Repeat each entry word for word. Leave any images out of the copy.
━━━━━━━━━━
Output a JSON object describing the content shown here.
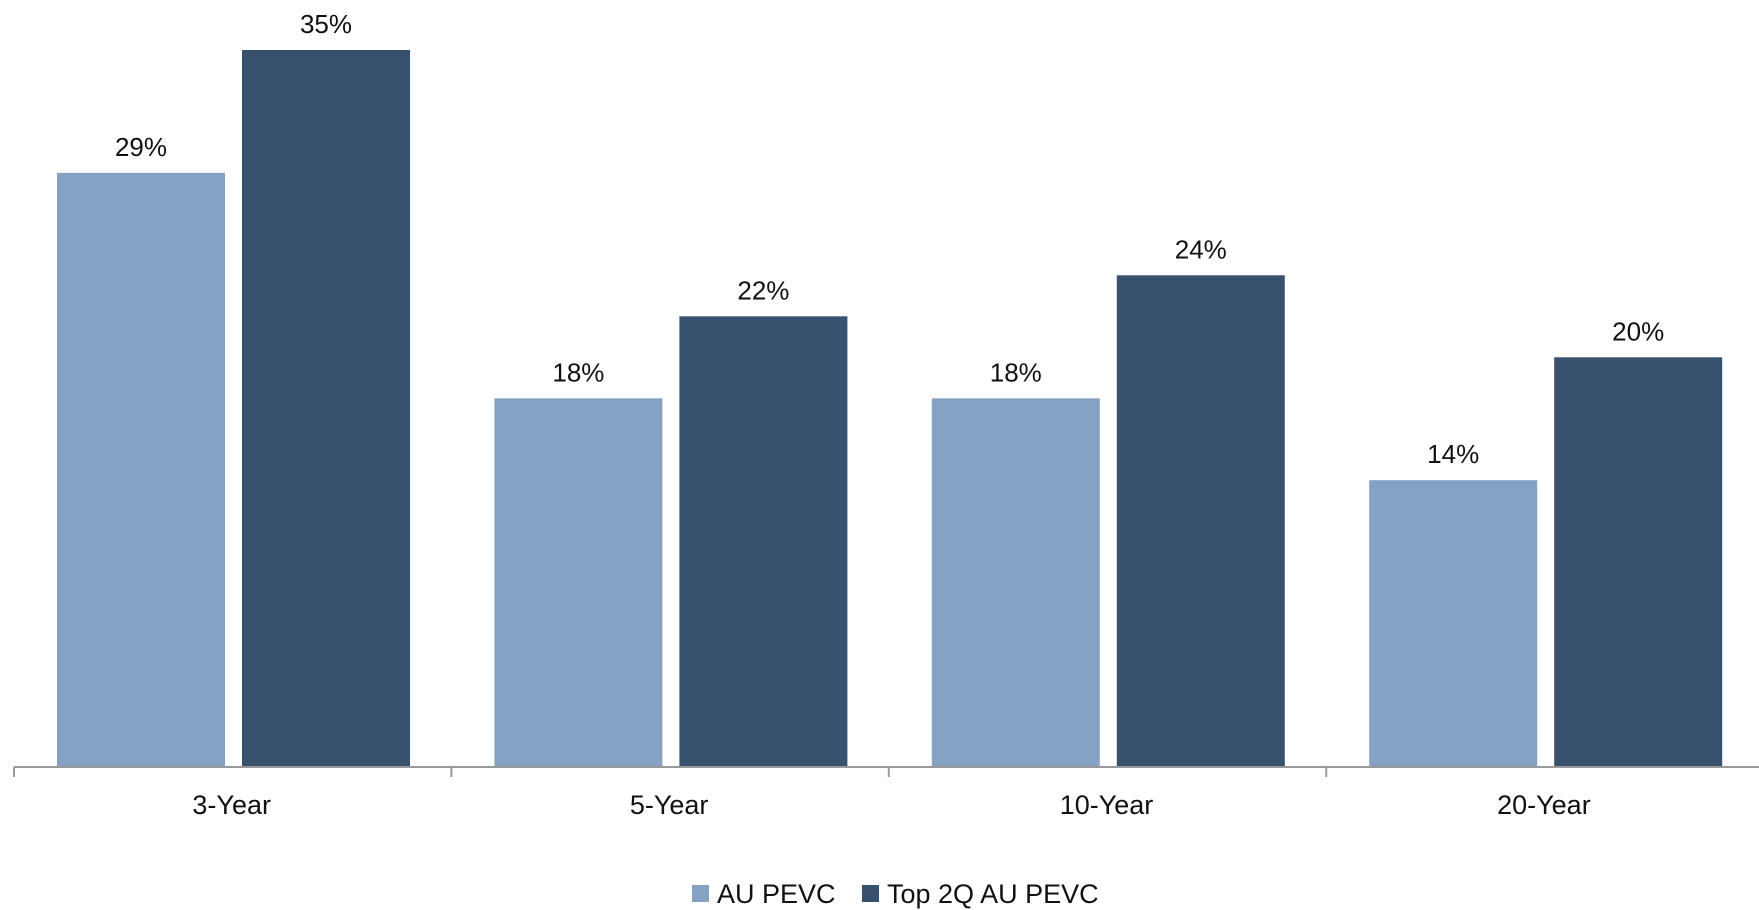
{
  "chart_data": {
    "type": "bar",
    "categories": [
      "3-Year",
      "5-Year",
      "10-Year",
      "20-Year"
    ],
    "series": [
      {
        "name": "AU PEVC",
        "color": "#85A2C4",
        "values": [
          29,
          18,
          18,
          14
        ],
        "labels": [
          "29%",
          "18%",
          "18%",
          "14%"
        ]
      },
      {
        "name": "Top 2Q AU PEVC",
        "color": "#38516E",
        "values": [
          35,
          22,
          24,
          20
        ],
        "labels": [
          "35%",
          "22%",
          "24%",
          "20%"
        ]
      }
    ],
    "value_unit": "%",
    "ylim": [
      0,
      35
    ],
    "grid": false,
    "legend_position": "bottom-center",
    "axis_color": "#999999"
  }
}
━━━━━━━━━━
_Written answer_.
Output a JSON object describing the content shown here.
{
  "chart_data": {
    "type": "bar",
    "categories": [
      "3-Year",
      "5-Year",
      "10-Year",
      "20-Year"
    ],
    "series": [
      {
        "name": "AU PEVC",
        "color": "#85A2C4",
        "values": [
          29,
          18,
          18,
          14
        ],
        "labels": [
          "29%",
          "18%",
          "18%",
          "14%"
        ]
      },
      {
        "name": "Top 2Q AU PEVC",
        "color": "#38516E",
        "values": [
          35,
          22,
          24,
          20
        ],
        "labels": [
          "35%",
          "22%",
          "24%",
          "20%"
        ]
      }
    ],
    "value_unit": "%",
    "ylim": [
      0,
      35
    ],
    "grid": false,
    "legend_position": "bottom-center",
    "axis_color": "#999999"
  }
}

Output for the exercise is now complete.